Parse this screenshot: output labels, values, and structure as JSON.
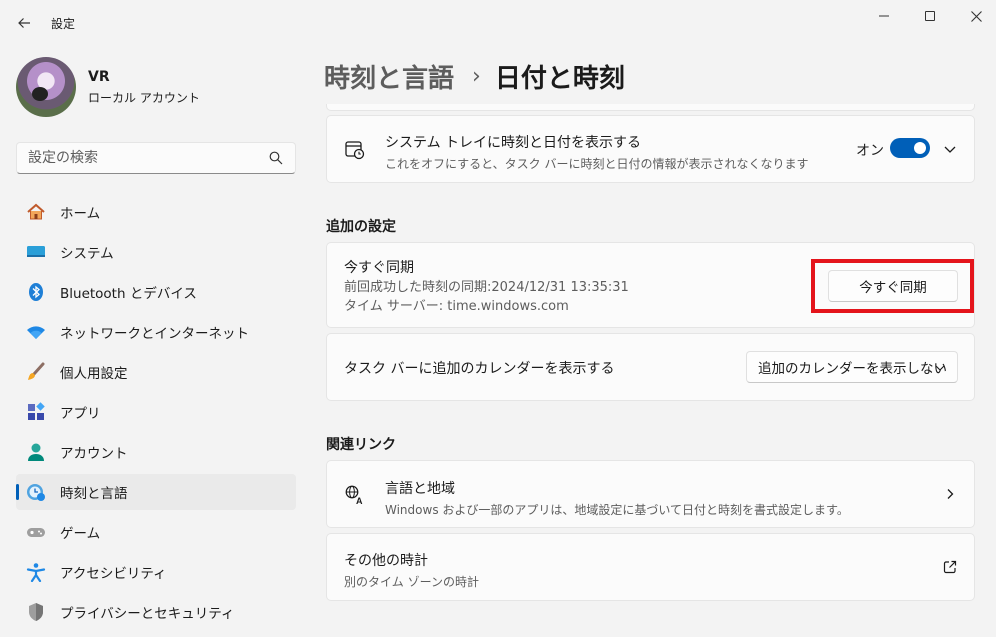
{
  "window": {
    "title": "設定"
  },
  "profile": {
    "name": "VR",
    "account_type": "ローカル アカウント"
  },
  "search": {
    "placeholder": "設定の検索"
  },
  "sidebar": {
    "items": [
      {
        "label": "ホーム",
        "icon": "home-icon"
      },
      {
        "label": "システム",
        "icon": "system-icon"
      },
      {
        "label": "Bluetooth とデバイス",
        "icon": "bluetooth-icon"
      },
      {
        "label": "ネットワークとインターネット",
        "icon": "wifi-icon"
      },
      {
        "label": "個人用設定",
        "icon": "brush-icon"
      },
      {
        "label": "アプリ",
        "icon": "apps-icon"
      },
      {
        "label": "アカウント",
        "icon": "account-icon"
      },
      {
        "label": "時刻と言語",
        "icon": "time-language-icon",
        "active": true
      },
      {
        "label": "ゲーム",
        "icon": "gaming-icon"
      },
      {
        "label": "アクセシビリティ",
        "icon": "accessibility-icon"
      },
      {
        "label": "プライバシーとセキュリティ",
        "icon": "shield-icon"
      }
    ]
  },
  "breadcrumb": {
    "parent": "時刻と言語",
    "separator": "›",
    "current": "日付と時刻"
  },
  "systray_setting": {
    "title": "システム トレイに時刻と日付を表示する",
    "description": "これをオフにすると、タスク バーに時刻と日付の情報が表示されなくなります",
    "toggle_label": "オン",
    "toggle_on": true
  },
  "additional": {
    "section_title": "追加の設定",
    "sync": {
      "title": "今すぐ同期",
      "last_sync": "前回成功した時刻の同期:2024/12/31 13:35:31",
      "time_server": "タイム サーバー: time.windows.com",
      "button_label": "今すぐ同期"
    },
    "calendar": {
      "title": "タスク バーに追加のカレンダーを表示する",
      "selected": "追加のカレンダーを表示しない"
    }
  },
  "related": {
    "section_title": "関連リンク",
    "region": {
      "title": "言語と地域",
      "description": "Windows および一部のアプリは、地域設定に基づいて日付と時刻を書式設定します。"
    },
    "other_clocks": {
      "title": "その他の時計",
      "description": "別のタイム ゾーンの時計"
    }
  },
  "colors": {
    "accent": "#005fb8",
    "highlight": "#e4141b",
    "background": "#f3f3f3",
    "card": "#fbfbfb"
  }
}
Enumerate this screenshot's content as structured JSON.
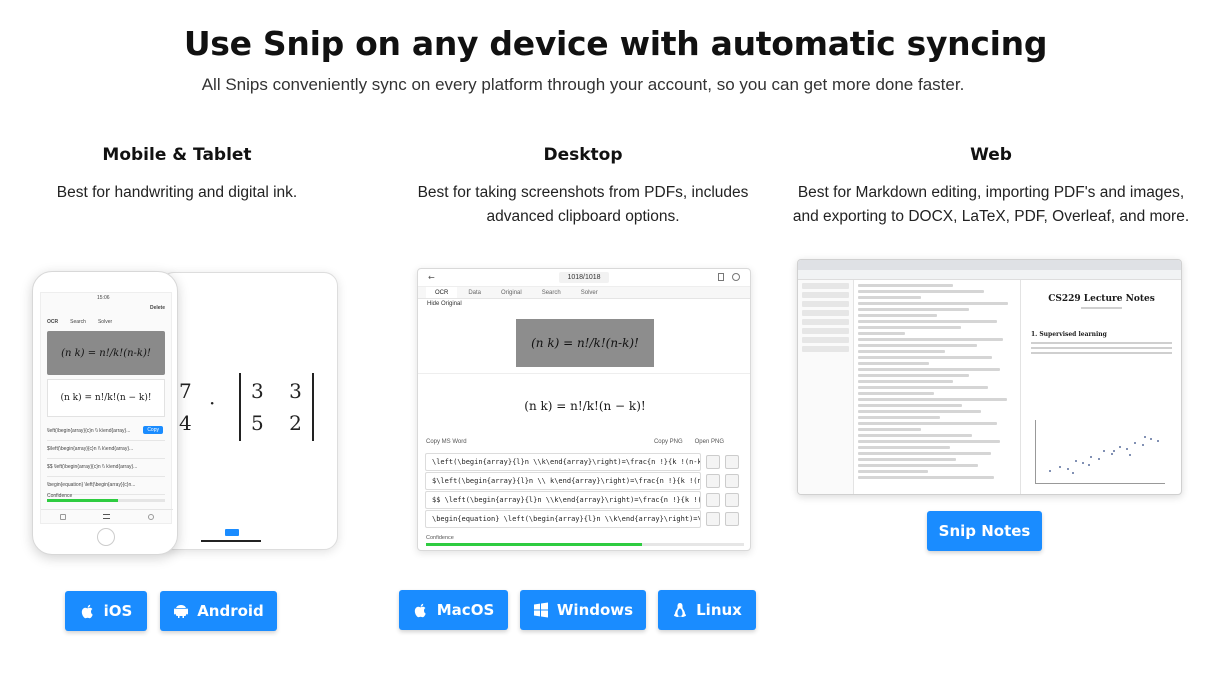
{
  "header": {
    "title": "Use Snip on any device with automatic syncing",
    "subtitle": "All Snips conveniently sync on every platform through your account, so you can get more done faster."
  },
  "columns": {
    "mobile": {
      "title": "Mobile & Tablet",
      "desc": "Best for handwriting and digital ink."
    },
    "desktop": {
      "title": "Desktop",
      "desc": "Best for taking screenshots from PDFs, includes advanced clipboard options."
    },
    "web": {
      "title": "Web",
      "desc": "Best for Markdown editing, importing PDF's and images, and exporting to DOCX, LaTeX, PDF, Overleaf, and more."
    }
  },
  "buttons": {
    "ios": {
      "label": "iOS",
      "icon": "apple-icon"
    },
    "android": {
      "label": "Android",
      "icon": "android-icon"
    },
    "macos": {
      "label": "MacOS",
      "icon": "apple-icon"
    },
    "windows": {
      "label": "Windows",
      "icon": "windows-icon"
    },
    "linux": {
      "label": "Linux",
      "icon": "linux-icon"
    },
    "snip_notes": {
      "label": "Snip Notes"
    }
  },
  "phone_mock": {
    "status_time": "15:06",
    "delete": "Delete",
    "tabs": [
      "OCR",
      "Search",
      "Solver"
    ],
    "handwritten": "(n k) = n!/k!(n-k)!",
    "rendered": "(n k) = n!/k!(n − k)!",
    "results": [
      "\\left(\\begin{array}{c}n \\\\ k\\end{array}...",
      "$\\left(\\begin{array}{c}n \\\\ k\\end{array}...",
      "$$ \\left(\\begin{array}{c}n \\\\ k\\end{array}...",
      "\\begin{equation} \\left(\\begin{array}{c}n..."
    ],
    "copy_label": "Copy",
    "confidence": "Confidence",
    "confidence_value": 0.6
  },
  "tablet_mock": {
    "matrix_left": [
      "7",
      "4"
    ],
    "matrix_right": [
      "3",
      "3",
      "5",
      "2"
    ]
  },
  "desktop_mock": {
    "page_indicator": "1018/1018",
    "tabs": [
      "OCR",
      "Data",
      "Original",
      "Search",
      "Solver"
    ],
    "hide_original": "Hide Original",
    "handwritten": "(n k) = n!/k!(n-k)!",
    "rendered": "(n k) = n!/k!(n − k)!",
    "copy_ms_word": "Copy MS Word",
    "copy_png": "Copy PNG",
    "open_png": "Open PNG",
    "results": [
      "\\left(\\begin{array}{l}n \\\\k\\end{array}\\right)=\\frac{n !}{k !(n-k)...",
      "$\\left(\\begin{array}{l}n \\\\ k\\end{array}\\right)=\\frac{n !}{k !(n-k...",
      "$$ \\left(\\begin{array}{l}n \\\\k\\end{array}\\right)=\\frac{n !}{k !(n-...",
      "\\begin{equation} \\left(\\begin{array}{l}n \\\\k\\end{array}\\right)=\\fr..."
    ],
    "confidence": "Confidence",
    "confidence_value": 0.68
  },
  "web_mock": {
    "doc_title": "CS229 Lecture Notes",
    "section": "1. Supervised learning"
  },
  "colors": {
    "accent": "#1a8cff",
    "confidence": "#2ecc40"
  }
}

What is required => The listing above needs to be output again exactly. Don't include the pictures.

Solution to this exercise =>
Parse this screenshot: output labels, values, and structure as JSON.
{
  "window": {
    "title": "設定"
  },
  "profile": {
    "name": "VR",
    "account_type": "ローカル アカウント"
  },
  "search": {
    "placeholder": "設定の検索"
  },
  "sidebar": {
    "items": [
      {
        "label": "ホーム",
        "icon": "home-icon"
      },
      {
        "label": "システム",
        "icon": "system-icon"
      },
      {
        "label": "Bluetooth とデバイス",
        "icon": "bluetooth-icon"
      },
      {
        "label": "ネットワークとインターネット",
        "icon": "wifi-icon"
      },
      {
        "label": "個人用設定",
        "icon": "brush-icon"
      },
      {
        "label": "アプリ",
        "icon": "apps-icon"
      },
      {
        "label": "アカウント",
        "icon": "account-icon"
      },
      {
        "label": "時刻と言語",
        "icon": "time-language-icon",
        "active": true
      },
      {
        "label": "ゲーム",
        "icon": "gaming-icon"
      },
      {
        "label": "アクセシビリティ",
        "icon": "accessibility-icon"
      },
      {
        "label": "プライバシーとセキュリティ",
        "icon": "shield-icon"
      }
    ]
  },
  "breadcrumb": {
    "parent": "時刻と言語",
    "separator": "›",
    "current": "日付と時刻"
  },
  "systray_setting": {
    "title": "システム トレイに時刻と日付を表示する",
    "description": "これをオフにすると、タスク バーに時刻と日付の情報が表示されなくなります",
    "toggle_label": "オン",
    "toggle_on": true
  },
  "additional": {
    "section_title": "追加の設定",
    "sync": {
      "title": "今すぐ同期",
      "last_sync": "前回成功した時刻の同期:2024/12/31 13:35:31",
      "time_server": "タイム サーバー: time.windows.com",
      "button_label": "今すぐ同期"
    },
    "calendar": {
      "title": "タスク バーに追加のカレンダーを表示する",
      "selected": "追加のカレンダーを表示しない"
    }
  },
  "related": {
    "section_title": "関連リンク",
    "region": {
      "title": "言語と地域",
      "description": "Windows および一部のアプリは、地域設定に基づいて日付と時刻を書式設定します。"
    },
    "other_clocks": {
      "title": "その他の時計",
      "description": "別のタイム ゾーンの時計"
    }
  },
  "colors": {
    "accent": "#005fb8",
    "highlight": "#e4141b",
    "background": "#f3f3f3",
    "card": "#fbfbfb"
  }
}
Enumerate this screenshot's content as structured JSON.
{
  "header": {
    "title": "Use Snip on any device with automatic syncing",
    "subtitle": "All Snips conveniently sync on every platform through your account, so you can get more done faster."
  },
  "columns": {
    "mobile": {
      "title": "Mobile & Tablet",
      "desc": "Best for handwriting and digital ink."
    },
    "desktop": {
      "title": "Desktop",
      "desc": "Best for taking screenshots from PDFs, includes advanced clipboard options."
    },
    "web": {
      "title": "Web",
      "desc": "Best for Markdown editing, importing PDF's and images, and exporting to DOCX, LaTeX, PDF, Overleaf, and more."
    }
  },
  "buttons": {
    "ios": {
      "label": "iOS",
      "icon": "apple-icon"
    },
    "android": {
      "label": "Android",
      "icon": "android-icon"
    },
    "macos": {
      "label": "MacOS",
      "icon": "apple-icon"
    },
    "windows": {
      "label": "Windows",
      "icon": "windows-icon"
    },
    "linux": {
      "label": "Linux",
      "icon": "linux-icon"
    },
    "snip_notes": {
      "label": "Snip Notes"
    }
  },
  "phone_mock": {
    "status_time": "15:06",
    "delete": "Delete",
    "tabs": [
      "OCR",
      "Search",
      "Solver"
    ],
    "handwritten": "(n k) = n!/k!(n-k)!",
    "rendered": "(n k) = n!/k!(n − k)!",
    "results": [
      "\\left(\\begin{array}{c}n \\\\ k\\end{array}...",
      "$\\left(\\begin{array}{c}n \\\\ k\\end{array}...",
      "$$ \\left(\\begin{array}{c}n \\\\ k\\end{array}...",
      "\\begin{equation} \\left(\\begin{array}{c}n..."
    ],
    "copy_label": "Copy",
    "confidence": "Confidence",
    "confidence_value": 0.6
  },
  "tablet_mock": {
    "matrix_left": [
      "7",
      "4"
    ],
    "matrix_right": [
      "3",
      "3",
      "5",
      "2"
    ]
  },
  "desktop_mock": {
    "page_indicator": "1018/1018",
    "tabs": [
      "OCR",
      "Data",
      "Original",
      "Search",
      "Solver"
    ],
    "hide_original": "Hide Original",
    "handwritten": "(n k) = n!/k!(n-k)!",
    "rendered": "(n k) = n!/k!(n − k)!",
    "copy_ms_word": "Copy MS Word",
    "copy_png": "Copy PNG",
    "open_png": "Open PNG",
    "results": [
      "\\left(\\begin{array}{l}n \\\\k\\end{array}\\right)=\\frac{n !}{k !(n-k)...",
      "$\\left(\\begin{array}{l}n \\\\ k\\end{array}\\right)=\\frac{n !}{k !(n-k...",
      "$$ \\left(\\begin{array}{l}n \\\\k\\end{array}\\right)=\\frac{n !}{k !(n-...",
      "\\begin{equation} \\left(\\begin{array}{l}n \\\\k\\end{array}\\right)=\\fr..."
    ],
    "confidence": "Confidence",
    "confidence_value": 0.68
  },
  "web_mock": {
    "doc_title": "CS229 Lecture Notes",
    "section": "1. Supervised learning"
  },
  "colors": {
    "accent": "#1a8cff",
    "confidence": "#2ecc40"
  }
}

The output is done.